EXERCISE MATERIALS:
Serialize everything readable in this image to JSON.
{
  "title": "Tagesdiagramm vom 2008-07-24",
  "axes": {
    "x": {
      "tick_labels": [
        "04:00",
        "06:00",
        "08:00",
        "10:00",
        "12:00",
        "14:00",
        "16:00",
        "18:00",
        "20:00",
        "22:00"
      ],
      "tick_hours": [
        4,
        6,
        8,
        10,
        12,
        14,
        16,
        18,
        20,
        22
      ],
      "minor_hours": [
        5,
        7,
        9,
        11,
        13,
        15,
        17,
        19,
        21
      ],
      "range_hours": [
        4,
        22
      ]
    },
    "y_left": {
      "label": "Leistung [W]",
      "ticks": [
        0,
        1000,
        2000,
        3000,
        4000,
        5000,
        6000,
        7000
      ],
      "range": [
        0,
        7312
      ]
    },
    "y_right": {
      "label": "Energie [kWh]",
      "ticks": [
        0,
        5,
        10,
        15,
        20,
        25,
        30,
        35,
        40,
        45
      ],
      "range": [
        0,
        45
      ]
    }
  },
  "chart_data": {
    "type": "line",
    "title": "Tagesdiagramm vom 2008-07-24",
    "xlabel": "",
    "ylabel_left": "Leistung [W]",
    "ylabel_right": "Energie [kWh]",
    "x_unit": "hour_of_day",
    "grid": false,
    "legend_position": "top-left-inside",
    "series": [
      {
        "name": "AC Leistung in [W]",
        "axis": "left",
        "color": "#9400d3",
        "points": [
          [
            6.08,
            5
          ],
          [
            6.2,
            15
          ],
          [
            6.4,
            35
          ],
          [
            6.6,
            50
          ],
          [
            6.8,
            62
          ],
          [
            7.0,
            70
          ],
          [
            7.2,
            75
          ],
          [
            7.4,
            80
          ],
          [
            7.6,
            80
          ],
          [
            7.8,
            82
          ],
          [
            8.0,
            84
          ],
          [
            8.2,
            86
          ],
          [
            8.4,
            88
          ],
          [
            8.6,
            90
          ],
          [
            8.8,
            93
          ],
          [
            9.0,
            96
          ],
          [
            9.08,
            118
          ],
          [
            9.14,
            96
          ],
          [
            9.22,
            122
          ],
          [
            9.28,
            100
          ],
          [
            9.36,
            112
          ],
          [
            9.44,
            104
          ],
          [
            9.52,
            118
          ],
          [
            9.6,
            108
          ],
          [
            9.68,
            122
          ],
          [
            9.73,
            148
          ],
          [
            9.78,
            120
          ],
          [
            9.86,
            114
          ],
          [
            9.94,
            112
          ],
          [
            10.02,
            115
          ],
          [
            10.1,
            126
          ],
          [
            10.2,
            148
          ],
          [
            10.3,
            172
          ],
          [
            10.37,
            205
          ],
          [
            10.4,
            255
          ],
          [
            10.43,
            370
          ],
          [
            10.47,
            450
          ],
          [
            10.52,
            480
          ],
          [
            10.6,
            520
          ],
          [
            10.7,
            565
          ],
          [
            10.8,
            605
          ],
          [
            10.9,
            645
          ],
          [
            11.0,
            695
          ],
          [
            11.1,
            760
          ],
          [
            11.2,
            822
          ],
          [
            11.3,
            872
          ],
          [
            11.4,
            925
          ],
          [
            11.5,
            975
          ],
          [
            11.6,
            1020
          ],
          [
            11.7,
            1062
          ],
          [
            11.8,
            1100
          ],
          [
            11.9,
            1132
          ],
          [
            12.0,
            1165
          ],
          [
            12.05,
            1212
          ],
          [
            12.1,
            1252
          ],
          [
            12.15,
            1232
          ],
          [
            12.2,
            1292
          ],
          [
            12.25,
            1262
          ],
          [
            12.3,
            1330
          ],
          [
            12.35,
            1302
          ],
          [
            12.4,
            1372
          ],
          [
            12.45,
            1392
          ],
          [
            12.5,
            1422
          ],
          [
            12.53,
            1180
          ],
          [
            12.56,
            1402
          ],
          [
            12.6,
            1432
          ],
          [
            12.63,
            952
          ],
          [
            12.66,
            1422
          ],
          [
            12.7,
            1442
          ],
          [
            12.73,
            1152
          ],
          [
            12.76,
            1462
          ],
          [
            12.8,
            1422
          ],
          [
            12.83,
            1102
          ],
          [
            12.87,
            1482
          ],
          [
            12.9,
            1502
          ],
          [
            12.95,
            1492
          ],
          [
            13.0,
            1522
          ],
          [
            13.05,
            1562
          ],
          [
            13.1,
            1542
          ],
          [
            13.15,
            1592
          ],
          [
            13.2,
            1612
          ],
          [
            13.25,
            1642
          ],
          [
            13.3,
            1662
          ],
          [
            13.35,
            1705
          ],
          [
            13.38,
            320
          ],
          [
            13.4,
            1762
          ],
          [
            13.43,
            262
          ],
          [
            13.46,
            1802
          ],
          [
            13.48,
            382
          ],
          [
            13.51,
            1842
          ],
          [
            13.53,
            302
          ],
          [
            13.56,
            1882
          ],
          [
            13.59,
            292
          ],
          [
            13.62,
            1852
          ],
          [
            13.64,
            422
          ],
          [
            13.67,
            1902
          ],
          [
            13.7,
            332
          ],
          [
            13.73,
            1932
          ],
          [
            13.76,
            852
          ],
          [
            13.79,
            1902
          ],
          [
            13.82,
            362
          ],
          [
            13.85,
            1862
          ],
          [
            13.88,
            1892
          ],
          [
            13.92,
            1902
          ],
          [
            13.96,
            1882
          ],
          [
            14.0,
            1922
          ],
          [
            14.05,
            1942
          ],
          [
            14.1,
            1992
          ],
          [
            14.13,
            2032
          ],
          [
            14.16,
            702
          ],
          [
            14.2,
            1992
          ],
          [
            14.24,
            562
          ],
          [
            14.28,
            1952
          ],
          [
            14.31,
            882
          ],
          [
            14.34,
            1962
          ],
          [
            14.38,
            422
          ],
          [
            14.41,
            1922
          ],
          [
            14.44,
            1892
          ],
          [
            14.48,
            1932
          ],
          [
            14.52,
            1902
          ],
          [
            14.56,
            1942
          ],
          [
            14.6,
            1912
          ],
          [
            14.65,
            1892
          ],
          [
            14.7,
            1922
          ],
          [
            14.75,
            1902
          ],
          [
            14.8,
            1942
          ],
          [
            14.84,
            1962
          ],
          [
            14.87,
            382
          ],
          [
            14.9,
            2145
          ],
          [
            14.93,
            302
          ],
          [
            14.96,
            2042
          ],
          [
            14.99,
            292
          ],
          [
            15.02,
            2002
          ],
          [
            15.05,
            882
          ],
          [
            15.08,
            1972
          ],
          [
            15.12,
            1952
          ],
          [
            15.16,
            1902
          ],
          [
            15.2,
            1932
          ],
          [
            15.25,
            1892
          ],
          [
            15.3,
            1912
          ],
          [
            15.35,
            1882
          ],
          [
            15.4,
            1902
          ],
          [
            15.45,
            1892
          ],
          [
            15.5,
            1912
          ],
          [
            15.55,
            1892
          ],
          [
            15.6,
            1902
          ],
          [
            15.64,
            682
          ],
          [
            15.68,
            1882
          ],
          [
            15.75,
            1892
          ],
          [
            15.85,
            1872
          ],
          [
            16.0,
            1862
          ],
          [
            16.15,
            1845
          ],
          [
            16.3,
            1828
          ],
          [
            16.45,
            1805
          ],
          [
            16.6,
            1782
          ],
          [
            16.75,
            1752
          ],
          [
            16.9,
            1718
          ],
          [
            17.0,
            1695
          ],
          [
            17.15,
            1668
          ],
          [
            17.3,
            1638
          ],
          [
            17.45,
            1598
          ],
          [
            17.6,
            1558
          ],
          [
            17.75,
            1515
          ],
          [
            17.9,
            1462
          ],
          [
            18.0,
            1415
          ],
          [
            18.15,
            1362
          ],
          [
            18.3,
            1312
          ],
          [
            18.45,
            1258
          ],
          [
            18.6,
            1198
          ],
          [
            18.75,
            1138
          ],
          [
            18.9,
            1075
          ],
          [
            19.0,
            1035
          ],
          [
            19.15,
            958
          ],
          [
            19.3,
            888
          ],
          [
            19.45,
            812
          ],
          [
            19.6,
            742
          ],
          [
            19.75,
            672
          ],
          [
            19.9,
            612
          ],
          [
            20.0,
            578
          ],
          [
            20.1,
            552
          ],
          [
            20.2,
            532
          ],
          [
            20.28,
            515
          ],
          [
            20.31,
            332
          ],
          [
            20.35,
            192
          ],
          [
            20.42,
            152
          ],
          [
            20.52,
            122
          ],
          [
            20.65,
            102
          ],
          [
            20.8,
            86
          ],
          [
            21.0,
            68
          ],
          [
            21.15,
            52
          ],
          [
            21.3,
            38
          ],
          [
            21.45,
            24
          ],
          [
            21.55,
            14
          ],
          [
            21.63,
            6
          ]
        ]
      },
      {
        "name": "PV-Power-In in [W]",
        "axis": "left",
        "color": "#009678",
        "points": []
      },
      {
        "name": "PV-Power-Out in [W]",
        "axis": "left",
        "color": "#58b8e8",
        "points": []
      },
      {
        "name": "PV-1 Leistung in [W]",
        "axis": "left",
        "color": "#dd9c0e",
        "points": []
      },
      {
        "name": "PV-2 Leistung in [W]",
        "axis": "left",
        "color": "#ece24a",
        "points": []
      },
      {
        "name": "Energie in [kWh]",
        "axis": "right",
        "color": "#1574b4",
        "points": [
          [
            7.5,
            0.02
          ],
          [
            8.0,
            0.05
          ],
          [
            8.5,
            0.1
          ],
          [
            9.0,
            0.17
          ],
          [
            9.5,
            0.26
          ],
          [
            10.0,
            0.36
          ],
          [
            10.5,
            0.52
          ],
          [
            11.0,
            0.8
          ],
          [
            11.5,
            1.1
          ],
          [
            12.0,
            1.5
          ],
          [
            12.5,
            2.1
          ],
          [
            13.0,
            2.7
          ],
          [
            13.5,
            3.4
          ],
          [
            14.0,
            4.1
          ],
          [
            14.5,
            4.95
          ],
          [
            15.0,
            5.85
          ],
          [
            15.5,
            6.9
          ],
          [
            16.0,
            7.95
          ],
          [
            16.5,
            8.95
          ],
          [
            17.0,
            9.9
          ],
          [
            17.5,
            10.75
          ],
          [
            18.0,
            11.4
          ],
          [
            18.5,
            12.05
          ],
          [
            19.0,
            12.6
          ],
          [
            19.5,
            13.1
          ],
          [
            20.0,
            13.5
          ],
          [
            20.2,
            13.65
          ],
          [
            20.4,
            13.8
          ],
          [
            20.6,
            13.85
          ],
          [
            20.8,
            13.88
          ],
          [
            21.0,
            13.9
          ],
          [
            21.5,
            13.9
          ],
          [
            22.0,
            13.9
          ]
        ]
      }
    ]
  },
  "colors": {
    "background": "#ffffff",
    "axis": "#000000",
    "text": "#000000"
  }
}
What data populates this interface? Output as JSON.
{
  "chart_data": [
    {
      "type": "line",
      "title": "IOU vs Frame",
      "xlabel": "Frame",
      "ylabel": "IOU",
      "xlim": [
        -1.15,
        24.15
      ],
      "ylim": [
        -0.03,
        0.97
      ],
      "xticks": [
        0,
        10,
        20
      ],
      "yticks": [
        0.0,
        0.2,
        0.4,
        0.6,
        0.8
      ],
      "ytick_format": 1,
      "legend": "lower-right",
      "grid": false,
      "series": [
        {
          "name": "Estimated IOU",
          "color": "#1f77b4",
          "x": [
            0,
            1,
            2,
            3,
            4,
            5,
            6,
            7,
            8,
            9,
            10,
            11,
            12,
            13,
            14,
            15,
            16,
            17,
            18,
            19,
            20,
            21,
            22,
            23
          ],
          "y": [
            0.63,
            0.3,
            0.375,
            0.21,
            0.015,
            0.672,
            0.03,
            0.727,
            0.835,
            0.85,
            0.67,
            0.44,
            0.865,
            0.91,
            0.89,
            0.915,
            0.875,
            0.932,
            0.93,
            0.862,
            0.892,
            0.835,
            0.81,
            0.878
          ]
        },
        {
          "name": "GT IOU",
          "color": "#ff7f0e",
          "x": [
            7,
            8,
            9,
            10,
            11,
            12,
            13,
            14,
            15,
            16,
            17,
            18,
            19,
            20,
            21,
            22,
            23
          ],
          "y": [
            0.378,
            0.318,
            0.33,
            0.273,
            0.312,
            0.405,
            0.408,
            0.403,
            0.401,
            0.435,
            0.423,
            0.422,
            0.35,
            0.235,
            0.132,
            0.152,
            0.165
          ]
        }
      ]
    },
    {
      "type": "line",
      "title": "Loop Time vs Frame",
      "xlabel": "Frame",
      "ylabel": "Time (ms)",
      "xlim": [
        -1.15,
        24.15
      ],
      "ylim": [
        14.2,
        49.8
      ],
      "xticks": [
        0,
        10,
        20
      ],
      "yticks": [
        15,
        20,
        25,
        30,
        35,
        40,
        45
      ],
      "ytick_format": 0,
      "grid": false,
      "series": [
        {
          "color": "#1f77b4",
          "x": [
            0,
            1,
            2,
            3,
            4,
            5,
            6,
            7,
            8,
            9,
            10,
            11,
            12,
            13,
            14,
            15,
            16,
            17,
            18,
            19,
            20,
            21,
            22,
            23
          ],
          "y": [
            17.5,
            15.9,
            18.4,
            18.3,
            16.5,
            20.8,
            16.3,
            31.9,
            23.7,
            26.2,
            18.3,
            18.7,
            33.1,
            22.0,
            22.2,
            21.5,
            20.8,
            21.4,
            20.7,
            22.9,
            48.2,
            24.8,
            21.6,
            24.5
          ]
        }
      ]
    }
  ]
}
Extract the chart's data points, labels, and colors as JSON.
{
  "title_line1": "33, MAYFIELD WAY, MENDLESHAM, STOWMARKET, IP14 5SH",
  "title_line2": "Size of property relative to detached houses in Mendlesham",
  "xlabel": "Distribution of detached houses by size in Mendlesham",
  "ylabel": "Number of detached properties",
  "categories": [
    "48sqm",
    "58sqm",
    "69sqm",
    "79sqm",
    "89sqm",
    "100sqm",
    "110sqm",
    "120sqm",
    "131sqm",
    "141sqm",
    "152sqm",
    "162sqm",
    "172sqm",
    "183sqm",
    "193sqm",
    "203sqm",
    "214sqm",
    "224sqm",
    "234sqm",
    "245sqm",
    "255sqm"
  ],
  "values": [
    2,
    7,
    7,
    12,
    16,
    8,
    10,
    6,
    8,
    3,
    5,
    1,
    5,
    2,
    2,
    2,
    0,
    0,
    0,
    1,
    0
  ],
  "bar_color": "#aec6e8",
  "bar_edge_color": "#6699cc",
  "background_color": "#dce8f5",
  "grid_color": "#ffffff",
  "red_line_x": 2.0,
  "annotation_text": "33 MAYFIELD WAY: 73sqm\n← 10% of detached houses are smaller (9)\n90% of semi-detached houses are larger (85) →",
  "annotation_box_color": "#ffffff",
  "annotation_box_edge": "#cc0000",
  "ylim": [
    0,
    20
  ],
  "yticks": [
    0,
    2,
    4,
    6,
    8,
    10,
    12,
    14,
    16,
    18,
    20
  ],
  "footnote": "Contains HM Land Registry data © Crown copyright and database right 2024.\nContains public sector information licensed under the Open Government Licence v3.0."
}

WHAT THE TASK REQUIRES: Extract every line of the records above that contains the word "detached".

TASK RESULT:
  "title_line2": "Size of property relative to detached houses in Mendlesham",
  "xlabel": "Distribution of detached houses by size in Mendlesham",
  "ylabel": "Number of detached properties",
  "annotation_text": "33 MAYFIELD WAY: 73sqm\n← 10% of detached houses are smaller (9)\n90% of semi-detached houses are larger (85) →",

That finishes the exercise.